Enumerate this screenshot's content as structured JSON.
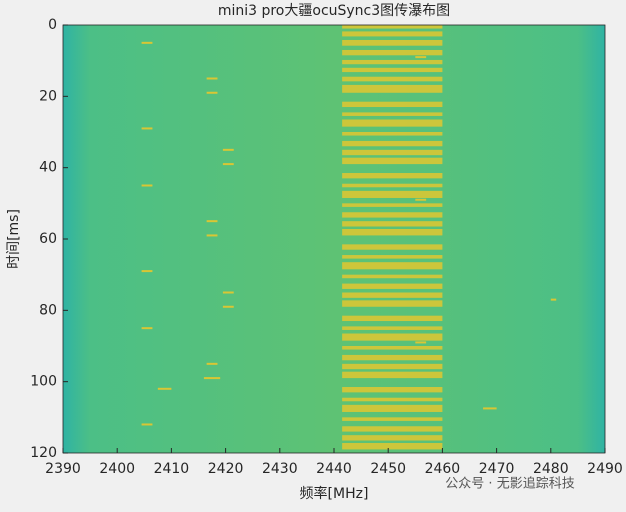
{
  "chart_data": {
    "type": "waterfall",
    "title": "mini3 pro大疆ocuSync3图传瀑布图",
    "x_label": "频率[MHz]",
    "y_label": "时间[ms]",
    "annotation": "公众号 · 无影追踪科技",
    "xlim": [
      2390,
      2490
    ],
    "ylim": [
      0,
      120
    ],
    "y_reversed": true,
    "xticks": [
      2390,
      2400,
      2410,
      2420,
      2430,
      2440,
      2450,
      2460,
      2470,
      2480,
      2490
    ],
    "yticks": [
      0,
      20,
      40,
      60,
      80,
      100,
      120
    ],
    "burst_color": "#d9c634",
    "band": {
      "freq": [
        2441.5,
        2460
      ],
      "times": [
        [
          0,
          1
        ],
        [
          1.8,
          3.2
        ],
        [
          4.2,
          5.8
        ],
        [
          7,
          8.5
        ],
        [
          9.8,
          11
        ],
        [
          12,
          13.2
        ],
        [
          14.5,
          15.8
        ],
        [
          16.8,
          19
        ],
        [
          21.5,
          23
        ],
        [
          24.5,
          25.5
        ],
        [
          26.5,
          28.5
        ],
        [
          30,
          31
        ],
        [
          32.5,
          34
        ],
        [
          35,
          36.5
        ],
        [
          37.2,
          39
        ],
        [
          41.5,
          43
        ],
        [
          44.5,
          45.5
        ],
        [
          46.5,
          48.5
        ],
        [
          50,
          51
        ],
        [
          52.5,
          54
        ],
        [
          55,
          56.5
        ],
        [
          57.2,
          59
        ],
        [
          61.5,
          63
        ],
        [
          64.5,
          65.5
        ],
        [
          66.5,
          68.5
        ],
        [
          70,
          71
        ],
        [
          72.5,
          74
        ],
        [
          75,
          76.5
        ],
        [
          77.2,
          79
        ],
        [
          81.5,
          83
        ],
        [
          84.5,
          85.5
        ],
        [
          86.5,
          88.5
        ],
        [
          90,
          91
        ],
        [
          92.5,
          94
        ],
        [
          95,
          96.5
        ],
        [
          97.2,
          99
        ],
        [
          101.5,
          103
        ],
        [
          104.5,
          105.5
        ],
        [
          106.5,
          108.5
        ],
        [
          110,
          111
        ],
        [
          112.5,
          114
        ],
        [
          115,
          116.5
        ],
        [
          117.2,
          119
        ]
      ]
    },
    "pulses": [
      {
        "freq": [
          2404.5,
          2406.5
        ],
        "time": 5
      },
      {
        "freq": [
          2404.5,
          2406.5
        ],
        "time": 29
      },
      {
        "freq": [
          2404.5,
          2406.5
        ],
        "time": 45
      },
      {
        "freq": [
          2404.5,
          2406.5
        ],
        "time": 69
      },
      {
        "freq": [
          2404.5,
          2406.5
        ],
        "time": 85
      },
      {
        "freq": [
          2404.5,
          2406.5
        ],
        "time": 112
      },
      {
        "freq": [
          2416.5,
          2418.5
        ],
        "time": 15
      },
      {
        "freq": [
          2416.5,
          2418.5
        ],
        "time": 19
      },
      {
        "freq": [
          2416.5,
          2418.5
        ],
        "time": 55
      },
      {
        "freq": [
          2416.5,
          2418.5
        ],
        "time": 59
      },
      {
        "freq": [
          2416.5,
          2418.5
        ],
        "time": 95
      },
      {
        "freq": [
          2416,
          2419
        ],
        "time": 99
      },
      {
        "freq": [
          2419.5,
          2421.5
        ],
        "time": 35
      },
      {
        "freq": [
          2419.5,
          2421.5
        ],
        "time": 39
      },
      {
        "freq": [
          2419.5,
          2421.5
        ],
        "time": 75
      },
      {
        "freq": [
          2419.5,
          2421.5
        ],
        "time": 79
      },
      {
        "freq": [
          2407.5,
          2410
        ],
        "time": 102
      },
      {
        "freq": [
          2467.5,
          2470
        ],
        "time": 107.5
      },
      {
        "freq": [
          2480,
          2481
        ],
        "time": 77
      },
      {
        "freq": [
          2455,
          2457
        ],
        "time": 9
      },
      {
        "freq": [
          2455,
          2457
        ],
        "time": 49
      },
      {
        "freq": [
          2455,
          2457
        ],
        "time": 89
      }
    ]
  }
}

----------------------------------------

CHALLENGE
Each record should be quoted exactly, with the images omitted.

ANSWER BELOW
Enumerate this screenshot's content as structured JSON.
{
  "chart_data": {
    "type": "waterfall",
    "title": "mini3 pro大疆ocuSync3图传瀑布图",
    "x_label": "频率[MHz]",
    "y_label": "时间[ms]",
    "annotation": "公众号 · 无影追踪科技",
    "xlim": [
      2390,
      2490
    ],
    "ylim": [
      0,
      120
    ],
    "y_reversed": true,
    "xticks": [
      2390,
      2400,
      2410,
      2420,
      2430,
      2440,
      2450,
      2460,
      2470,
      2480,
      2490
    ],
    "yticks": [
      0,
      20,
      40,
      60,
      80,
      100,
      120
    ],
    "burst_color": "#d9c634",
    "band": {
      "freq": [
        2441.5,
        2460
      ],
      "times": [
        [
          0,
          1
        ],
        [
          1.8,
          3.2
        ],
        [
          4.2,
          5.8
        ],
        [
          7,
          8.5
        ],
        [
          9.8,
          11
        ],
        [
          12,
          13.2
        ],
        [
          14.5,
          15.8
        ],
        [
          16.8,
          19
        ],
        [
          21.5,
          23
        ],
        [
          24.5,
          25.5
        ],
        [
          26.5,
          28.5
        ],
        [
          30,
          31
        ],
        [
          32.5,
          34
        ],
        [
          35,
          36.5
        ],
        [
          37.2,
          39
        ],
        [
          41.5,
          43
        ],
        [
          44.5,
          45.5
        ],
        [
          46.5,
          48.5
        ],
        [
          50,
          51
        ],
        [
          52.5,
          54
        ],
        [
          55,
          56.5
        ],
        [
          57.2,
          59
        ],
        [
          61.5,
          63
        ],
        [
          64.5,
          65.5
        ],
        [
          66.5,
          68.5
        ],
        [
          70,
          71
        ],
        [
          72.5,
          74
        ],
        [
          75,
          76.5
        ],
        [
          77.2,
          79
        ],
        [
          81.5,
          83
        ],
        [
          84.5,
          85.5
        ],
        [
          86.5,
          88.5
        ],
        [
          90,
          91
        ],
        [
          92.5,
          94
        ],
        [
          95,
          96.5
        ],
        [
          97.2,
          99
        ],
        [
          101.5,
          103
        ],
        [
          104.5,
          105.5
        ],
        [
          106.5,
          108.5
        ],
        [
          110,
          111
        ],
        [
          112.5,
          114
        ],
        [
          115,
          116.5
        ],
        [
          117.2,
          119
        ]
      ]
    },
    "pulses": [
      {
        "freq": [
          2404.5,
          2406.5
        ],
        "time": 5
      },
      {
        "freq": [
          2404.5,
          2406.5
        ],
        "time": 29
      },
      {
        "freq": [
          2404.5,
          2406.5
        ],
        "time": 45
      },
      {
        "freq": [
          2404.5,
          2406.5
        ],
        "time": 69
      },
      {
        "freq": [
          2404.5,
          2406.5
        ],
        "time": 85
      },
      {
        "freq": [
          2404.5,
          2406.5
        ],
        "time": 112
      },
      {
        "freq": [
          2416.5,
          2418.5
        ],
        "time": 15
      },
      {
        "freq": [
          2416.5,
          2418.5
        ],
        "time": 19
      },
      {
        "freq": [
          2416.5,
          2418.5
        ],
        "time": 55
      },
      {
        "freq": [
          2416.5,
          2418.5
        ],
        "time": 59
      },
      {
        "freq": [
          2416.5,
          2418.5
        ],
        "time": 95
      },
      {
        "freq": [
          2416,
          2419
        ],
        "time": 99
      },
      {
        "freq": [
          2419.5,
          2421.5
        ],
        "time": 35
      },
      {
        "freq": [
          2419.5,
          2421.5
        ],
        "time": 39
      },
      {
        "freq": [
          2419.5,
          2421.5
        ],
        "time": 75
      },
      {
        "freq": [
          2419.5,
          2421.5
        ],
        "time": 79
      },
      {
        "freq": [
          2407.5,
          2410
        ],
        "time": 102
      },
      {
        "freq": [
          2467.5,
          2470
        ],
        "time": 107.5
      },
      {
        "freq": [
          2480,
          2481
        ],
        "time": 77
      },
      {
        "freq": [
          2455,
          2457
        ],
        "time": 9
      },
      {
        "freq": [
          2455,
          2457
        ],
        "time": 49
      },
      {
        "freq": [
          2455,
          2457
        ],
        "time": 89
      }
    ]
  }
}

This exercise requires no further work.